Copy each line that holds "folgenden".

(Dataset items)
= = = = =
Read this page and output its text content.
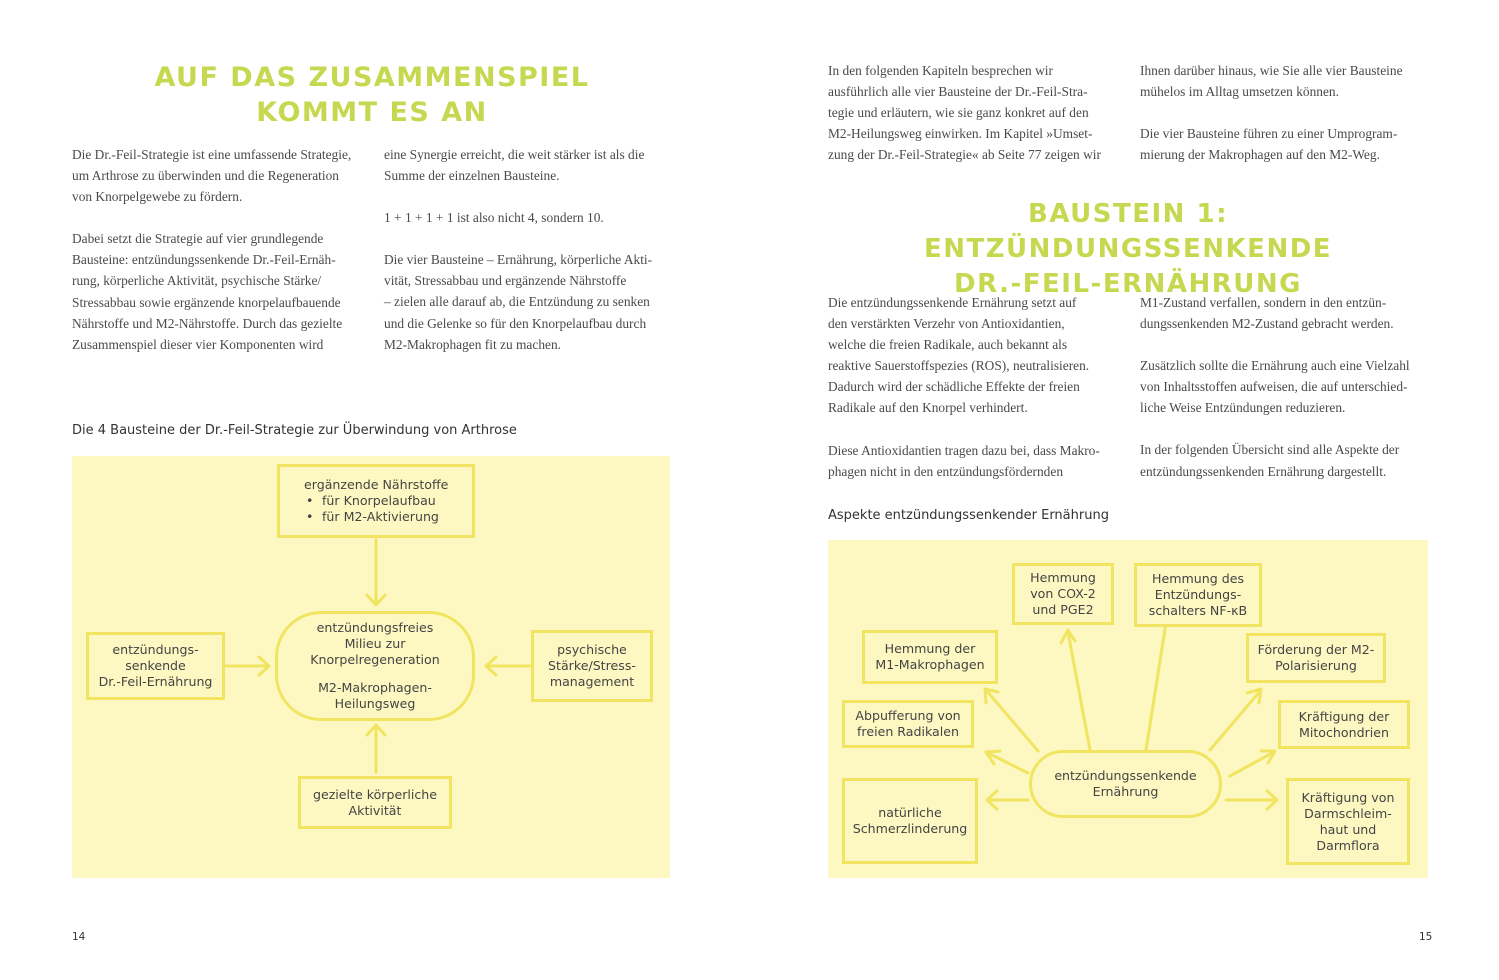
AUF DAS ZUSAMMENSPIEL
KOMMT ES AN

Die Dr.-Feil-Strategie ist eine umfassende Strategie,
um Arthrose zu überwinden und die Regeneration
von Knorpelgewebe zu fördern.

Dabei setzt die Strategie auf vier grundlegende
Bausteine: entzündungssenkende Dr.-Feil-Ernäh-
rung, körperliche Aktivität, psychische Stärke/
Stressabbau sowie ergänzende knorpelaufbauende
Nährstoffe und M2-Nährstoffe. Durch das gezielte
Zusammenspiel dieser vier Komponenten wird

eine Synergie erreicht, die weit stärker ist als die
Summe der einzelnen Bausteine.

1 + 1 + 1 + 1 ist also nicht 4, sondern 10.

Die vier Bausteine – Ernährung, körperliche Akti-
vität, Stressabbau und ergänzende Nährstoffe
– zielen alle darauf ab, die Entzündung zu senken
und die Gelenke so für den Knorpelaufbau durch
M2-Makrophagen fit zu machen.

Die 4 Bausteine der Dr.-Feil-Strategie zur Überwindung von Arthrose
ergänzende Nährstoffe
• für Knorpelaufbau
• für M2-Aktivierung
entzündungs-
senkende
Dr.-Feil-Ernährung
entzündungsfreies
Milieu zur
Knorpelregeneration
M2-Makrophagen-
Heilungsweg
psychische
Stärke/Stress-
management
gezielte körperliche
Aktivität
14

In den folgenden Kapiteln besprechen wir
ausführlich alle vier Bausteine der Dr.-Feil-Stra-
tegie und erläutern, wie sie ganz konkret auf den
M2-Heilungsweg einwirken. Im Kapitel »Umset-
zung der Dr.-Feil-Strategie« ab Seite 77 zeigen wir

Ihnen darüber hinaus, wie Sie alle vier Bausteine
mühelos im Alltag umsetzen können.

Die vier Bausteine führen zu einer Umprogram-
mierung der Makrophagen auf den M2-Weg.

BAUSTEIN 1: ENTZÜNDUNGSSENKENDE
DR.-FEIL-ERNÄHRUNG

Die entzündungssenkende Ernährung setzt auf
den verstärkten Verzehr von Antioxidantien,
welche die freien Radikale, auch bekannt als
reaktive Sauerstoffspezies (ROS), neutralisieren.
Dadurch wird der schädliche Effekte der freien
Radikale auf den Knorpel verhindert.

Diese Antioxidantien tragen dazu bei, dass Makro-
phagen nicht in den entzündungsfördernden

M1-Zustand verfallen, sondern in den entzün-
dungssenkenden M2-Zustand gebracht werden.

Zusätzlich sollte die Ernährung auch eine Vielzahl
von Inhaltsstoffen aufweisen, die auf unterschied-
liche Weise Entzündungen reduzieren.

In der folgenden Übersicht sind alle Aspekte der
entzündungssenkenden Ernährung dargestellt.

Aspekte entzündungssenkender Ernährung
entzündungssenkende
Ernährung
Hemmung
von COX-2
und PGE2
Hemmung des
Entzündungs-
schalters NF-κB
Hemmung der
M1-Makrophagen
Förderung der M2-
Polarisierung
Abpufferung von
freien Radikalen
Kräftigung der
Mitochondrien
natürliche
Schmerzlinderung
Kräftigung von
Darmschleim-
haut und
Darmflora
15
= = = = =
- [FINISHED TASK]
In den folgenden Kapiteln besprechen wir
In der folgenden Übersicht sind alle Aspekte der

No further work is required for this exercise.